Items from a figure collection:
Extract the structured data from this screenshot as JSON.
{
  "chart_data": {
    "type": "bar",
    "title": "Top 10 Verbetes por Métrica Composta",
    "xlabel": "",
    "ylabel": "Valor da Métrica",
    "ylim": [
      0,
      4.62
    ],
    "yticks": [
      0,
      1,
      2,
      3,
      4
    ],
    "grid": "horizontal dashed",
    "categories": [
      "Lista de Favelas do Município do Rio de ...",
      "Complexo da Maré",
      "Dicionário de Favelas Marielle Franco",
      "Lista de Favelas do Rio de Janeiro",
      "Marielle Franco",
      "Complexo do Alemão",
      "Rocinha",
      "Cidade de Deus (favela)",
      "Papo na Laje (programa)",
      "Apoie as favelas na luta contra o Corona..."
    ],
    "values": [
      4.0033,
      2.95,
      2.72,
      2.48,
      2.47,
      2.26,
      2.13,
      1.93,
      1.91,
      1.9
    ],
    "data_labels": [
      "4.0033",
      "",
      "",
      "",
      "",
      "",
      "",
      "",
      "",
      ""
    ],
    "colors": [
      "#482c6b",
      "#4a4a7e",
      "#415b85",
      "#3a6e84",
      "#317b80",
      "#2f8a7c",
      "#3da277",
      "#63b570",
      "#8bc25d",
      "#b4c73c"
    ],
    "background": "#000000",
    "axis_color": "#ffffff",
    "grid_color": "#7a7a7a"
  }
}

§ Aim of the exercise
Search the entries for the word "Métrica", then list each line that holds it.

§ Expected answer
    "title": "Top 10 Verbetes por Métrica Composta",
    "ylabel": "Valor da Métrica",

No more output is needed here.